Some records
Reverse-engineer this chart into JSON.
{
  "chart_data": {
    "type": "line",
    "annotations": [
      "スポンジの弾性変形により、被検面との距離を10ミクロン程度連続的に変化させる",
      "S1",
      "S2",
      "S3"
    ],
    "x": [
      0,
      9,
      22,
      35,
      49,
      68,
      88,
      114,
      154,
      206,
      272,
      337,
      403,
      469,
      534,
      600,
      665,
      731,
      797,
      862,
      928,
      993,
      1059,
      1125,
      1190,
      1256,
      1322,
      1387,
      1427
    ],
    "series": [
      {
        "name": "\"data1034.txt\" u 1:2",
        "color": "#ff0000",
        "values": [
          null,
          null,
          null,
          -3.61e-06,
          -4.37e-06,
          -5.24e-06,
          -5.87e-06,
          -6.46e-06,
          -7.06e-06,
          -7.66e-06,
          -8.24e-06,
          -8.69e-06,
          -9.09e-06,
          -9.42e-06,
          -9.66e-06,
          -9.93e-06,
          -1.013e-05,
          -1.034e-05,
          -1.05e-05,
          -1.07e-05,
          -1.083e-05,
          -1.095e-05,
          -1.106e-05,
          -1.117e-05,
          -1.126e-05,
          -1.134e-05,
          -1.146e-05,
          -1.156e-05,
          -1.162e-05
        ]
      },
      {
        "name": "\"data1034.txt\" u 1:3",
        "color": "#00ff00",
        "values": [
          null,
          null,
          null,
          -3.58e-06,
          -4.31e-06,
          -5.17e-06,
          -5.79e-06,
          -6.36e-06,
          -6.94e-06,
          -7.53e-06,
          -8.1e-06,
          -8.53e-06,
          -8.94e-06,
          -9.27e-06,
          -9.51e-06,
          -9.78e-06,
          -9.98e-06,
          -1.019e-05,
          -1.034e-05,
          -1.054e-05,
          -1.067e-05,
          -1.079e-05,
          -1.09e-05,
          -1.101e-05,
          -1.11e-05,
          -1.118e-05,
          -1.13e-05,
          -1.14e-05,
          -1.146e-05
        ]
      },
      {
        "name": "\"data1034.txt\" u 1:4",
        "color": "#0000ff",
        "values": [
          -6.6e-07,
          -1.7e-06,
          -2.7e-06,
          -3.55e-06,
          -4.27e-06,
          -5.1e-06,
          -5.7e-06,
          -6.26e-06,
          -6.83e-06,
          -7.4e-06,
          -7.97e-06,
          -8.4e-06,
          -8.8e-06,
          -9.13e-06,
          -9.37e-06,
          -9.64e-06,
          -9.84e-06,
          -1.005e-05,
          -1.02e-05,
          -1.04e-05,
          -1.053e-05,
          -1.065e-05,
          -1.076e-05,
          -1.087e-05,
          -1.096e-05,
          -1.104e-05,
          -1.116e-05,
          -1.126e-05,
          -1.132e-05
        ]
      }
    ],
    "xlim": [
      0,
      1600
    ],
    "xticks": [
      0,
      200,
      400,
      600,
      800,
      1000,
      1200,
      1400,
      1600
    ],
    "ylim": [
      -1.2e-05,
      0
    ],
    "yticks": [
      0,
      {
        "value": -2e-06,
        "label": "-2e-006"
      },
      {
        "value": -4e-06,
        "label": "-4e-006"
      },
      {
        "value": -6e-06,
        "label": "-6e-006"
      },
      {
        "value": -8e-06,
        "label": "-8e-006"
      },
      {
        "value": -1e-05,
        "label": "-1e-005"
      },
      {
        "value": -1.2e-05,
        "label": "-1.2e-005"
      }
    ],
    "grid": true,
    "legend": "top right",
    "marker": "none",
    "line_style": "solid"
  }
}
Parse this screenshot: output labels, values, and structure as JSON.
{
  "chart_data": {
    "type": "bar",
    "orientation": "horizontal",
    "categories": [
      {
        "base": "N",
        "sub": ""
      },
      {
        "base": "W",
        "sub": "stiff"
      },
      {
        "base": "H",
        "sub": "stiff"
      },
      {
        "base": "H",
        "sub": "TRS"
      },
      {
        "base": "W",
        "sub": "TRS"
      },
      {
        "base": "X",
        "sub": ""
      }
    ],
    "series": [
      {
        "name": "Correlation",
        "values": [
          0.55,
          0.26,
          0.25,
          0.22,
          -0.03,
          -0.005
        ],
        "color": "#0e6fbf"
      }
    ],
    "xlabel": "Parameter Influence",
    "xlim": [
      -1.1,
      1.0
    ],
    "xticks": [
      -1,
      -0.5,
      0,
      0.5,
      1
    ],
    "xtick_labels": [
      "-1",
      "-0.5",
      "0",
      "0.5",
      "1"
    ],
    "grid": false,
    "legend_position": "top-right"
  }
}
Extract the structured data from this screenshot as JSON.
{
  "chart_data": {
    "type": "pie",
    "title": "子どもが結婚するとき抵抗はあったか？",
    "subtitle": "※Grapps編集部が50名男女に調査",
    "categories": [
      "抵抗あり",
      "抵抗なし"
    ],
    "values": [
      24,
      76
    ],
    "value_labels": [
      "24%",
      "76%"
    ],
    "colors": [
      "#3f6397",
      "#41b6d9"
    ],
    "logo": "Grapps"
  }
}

* _Exercise brief_: Only the lines from the one holding "Parse this screenshot: output" through the end of the listing should be given again, exactly and with both ends included.

* _Answer in full_:
Parse this screenshot: output labels, values, and structure as JSON.
{
  "chart_data": {
    "type": "bar",
    "orientation": "horizontal",
    "categories": [
      {
        "base": "N",
        "sub": ""
      },
      {
        "base": "W",
        "sub": "stiff"
      },
      {
        "base": "H",
        "sub": "stiff"
      },
      {
        "base": "H",
        "sub": "TRS"
      },
      {
        "base": "W",
        "sub": "TRS"
      },
      {
        "base": "X",
        "sub": ""
      }
    ],
    "series": [
      {
        "name": "Correlation",
        "values": [
          0.55,
          0.26,
          0.25,
          0.22,
          -0.03,
          -0.005
        ],
        "color": "#0e6fbf"
      }
    ],
    "xlabel": "Parameter Influence",
    "xlim": [
      -1.1,
      1.0
    ],
    "xticks": [
      -1,
      -0.5,
      0,
      0.5,
      1
    ],
    "xtick_labels": [
      "-1",
      "-0.5",
      "0",
      "0.5",
      "1"
    ],
    "grid": false,
    "legend_position": "top-right"
  }
}
Extract the structured data from this screenshot as JSON.
{
  "chart_data": {
    "type": "pie",
    "title": "子どもが結婚するとき抵抗はあったか？",
    "subtitle": "※Grapps編集部が50名男女に調査",
    "categories": [
      "抵抗あり",
      "抵抗なし"
    ],
    "values": [
      24,
      76
    ],
    "value_labels": [
      "24%",
      "76%"
    ],
    "colors": [
      "#3f6397",
      "#41b6d9"
    ],
    "logo": "Grapps"
  }
}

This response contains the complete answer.